Raw records

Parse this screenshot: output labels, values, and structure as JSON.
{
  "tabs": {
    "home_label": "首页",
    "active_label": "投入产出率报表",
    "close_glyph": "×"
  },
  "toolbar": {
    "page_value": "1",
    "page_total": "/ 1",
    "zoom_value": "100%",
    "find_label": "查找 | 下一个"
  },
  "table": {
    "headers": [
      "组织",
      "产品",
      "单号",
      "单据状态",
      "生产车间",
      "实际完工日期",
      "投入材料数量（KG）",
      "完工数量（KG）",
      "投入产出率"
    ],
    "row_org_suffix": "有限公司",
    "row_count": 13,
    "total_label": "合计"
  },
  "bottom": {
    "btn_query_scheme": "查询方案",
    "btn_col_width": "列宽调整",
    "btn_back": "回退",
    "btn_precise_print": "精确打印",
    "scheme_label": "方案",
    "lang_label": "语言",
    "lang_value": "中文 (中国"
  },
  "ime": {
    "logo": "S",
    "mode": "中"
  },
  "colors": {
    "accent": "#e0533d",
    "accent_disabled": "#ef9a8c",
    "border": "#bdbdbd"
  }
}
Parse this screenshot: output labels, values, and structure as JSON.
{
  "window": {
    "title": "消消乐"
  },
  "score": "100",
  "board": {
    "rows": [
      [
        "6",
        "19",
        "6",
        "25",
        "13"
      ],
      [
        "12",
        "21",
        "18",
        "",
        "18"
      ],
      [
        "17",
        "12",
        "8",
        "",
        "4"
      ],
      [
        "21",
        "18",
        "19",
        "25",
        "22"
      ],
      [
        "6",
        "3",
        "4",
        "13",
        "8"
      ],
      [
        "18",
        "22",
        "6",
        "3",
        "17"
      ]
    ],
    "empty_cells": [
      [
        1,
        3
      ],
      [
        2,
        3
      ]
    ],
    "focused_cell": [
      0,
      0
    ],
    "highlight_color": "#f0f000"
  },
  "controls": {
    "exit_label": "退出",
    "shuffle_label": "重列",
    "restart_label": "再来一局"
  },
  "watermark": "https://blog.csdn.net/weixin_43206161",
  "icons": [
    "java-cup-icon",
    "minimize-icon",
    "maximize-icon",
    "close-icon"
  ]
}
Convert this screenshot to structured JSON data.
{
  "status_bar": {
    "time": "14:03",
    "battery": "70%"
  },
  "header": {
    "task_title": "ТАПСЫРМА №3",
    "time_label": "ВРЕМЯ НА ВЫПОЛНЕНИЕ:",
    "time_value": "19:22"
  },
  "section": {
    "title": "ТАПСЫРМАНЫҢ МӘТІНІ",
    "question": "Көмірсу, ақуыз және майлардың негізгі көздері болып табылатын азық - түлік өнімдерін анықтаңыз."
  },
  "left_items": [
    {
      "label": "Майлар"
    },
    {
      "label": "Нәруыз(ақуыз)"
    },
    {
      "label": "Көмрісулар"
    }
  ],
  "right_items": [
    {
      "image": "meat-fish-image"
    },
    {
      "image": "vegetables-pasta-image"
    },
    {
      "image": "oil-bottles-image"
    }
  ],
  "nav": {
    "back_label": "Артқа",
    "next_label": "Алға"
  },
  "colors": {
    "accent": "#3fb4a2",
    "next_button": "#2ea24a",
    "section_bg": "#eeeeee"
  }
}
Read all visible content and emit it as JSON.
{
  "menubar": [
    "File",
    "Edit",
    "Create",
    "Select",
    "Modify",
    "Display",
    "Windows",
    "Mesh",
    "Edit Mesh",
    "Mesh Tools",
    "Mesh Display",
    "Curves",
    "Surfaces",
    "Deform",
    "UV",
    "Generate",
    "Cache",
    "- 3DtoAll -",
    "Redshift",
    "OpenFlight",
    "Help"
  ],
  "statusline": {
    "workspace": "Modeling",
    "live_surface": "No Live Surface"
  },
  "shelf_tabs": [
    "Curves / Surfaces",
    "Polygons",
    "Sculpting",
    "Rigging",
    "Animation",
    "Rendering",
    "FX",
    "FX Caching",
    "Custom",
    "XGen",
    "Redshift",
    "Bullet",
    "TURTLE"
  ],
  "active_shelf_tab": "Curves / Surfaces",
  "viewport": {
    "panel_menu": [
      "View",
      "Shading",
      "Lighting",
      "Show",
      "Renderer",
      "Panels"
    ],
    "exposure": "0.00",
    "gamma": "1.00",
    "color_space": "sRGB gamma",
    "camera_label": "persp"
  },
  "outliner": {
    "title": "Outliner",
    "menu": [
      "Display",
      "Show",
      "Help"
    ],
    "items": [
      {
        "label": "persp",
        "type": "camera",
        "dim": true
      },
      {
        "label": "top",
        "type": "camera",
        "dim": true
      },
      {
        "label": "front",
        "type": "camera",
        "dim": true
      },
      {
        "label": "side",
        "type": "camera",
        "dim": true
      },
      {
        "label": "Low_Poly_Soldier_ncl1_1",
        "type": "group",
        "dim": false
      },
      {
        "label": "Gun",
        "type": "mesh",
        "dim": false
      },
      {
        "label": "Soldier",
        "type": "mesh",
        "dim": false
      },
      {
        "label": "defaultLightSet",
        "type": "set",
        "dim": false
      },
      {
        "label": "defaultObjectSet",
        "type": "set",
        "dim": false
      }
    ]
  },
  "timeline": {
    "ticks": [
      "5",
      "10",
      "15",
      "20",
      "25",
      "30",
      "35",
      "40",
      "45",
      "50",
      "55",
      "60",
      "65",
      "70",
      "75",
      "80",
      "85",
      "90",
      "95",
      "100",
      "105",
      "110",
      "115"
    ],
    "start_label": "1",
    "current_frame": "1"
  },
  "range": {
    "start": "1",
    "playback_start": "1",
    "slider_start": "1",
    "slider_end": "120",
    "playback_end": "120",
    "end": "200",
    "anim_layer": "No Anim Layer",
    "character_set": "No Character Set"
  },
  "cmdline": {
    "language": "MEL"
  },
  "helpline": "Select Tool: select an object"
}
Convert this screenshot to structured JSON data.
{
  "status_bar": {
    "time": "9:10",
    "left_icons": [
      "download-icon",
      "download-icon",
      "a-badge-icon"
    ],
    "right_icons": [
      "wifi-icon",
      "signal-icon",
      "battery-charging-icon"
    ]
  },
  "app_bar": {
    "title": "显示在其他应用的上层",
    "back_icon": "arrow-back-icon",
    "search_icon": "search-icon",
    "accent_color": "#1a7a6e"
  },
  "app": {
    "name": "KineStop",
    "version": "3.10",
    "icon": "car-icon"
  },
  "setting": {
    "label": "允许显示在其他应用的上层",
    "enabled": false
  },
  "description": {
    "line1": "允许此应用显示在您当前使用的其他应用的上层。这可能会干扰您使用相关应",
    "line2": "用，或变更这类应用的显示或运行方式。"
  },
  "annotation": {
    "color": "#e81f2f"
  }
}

▸ TASK DESCRIPTION
Pick out each line containing the string "Select" and copy it.

▸ WORKED SOLUTION
    "Select",
  "helpline": "Select Tool: select an object"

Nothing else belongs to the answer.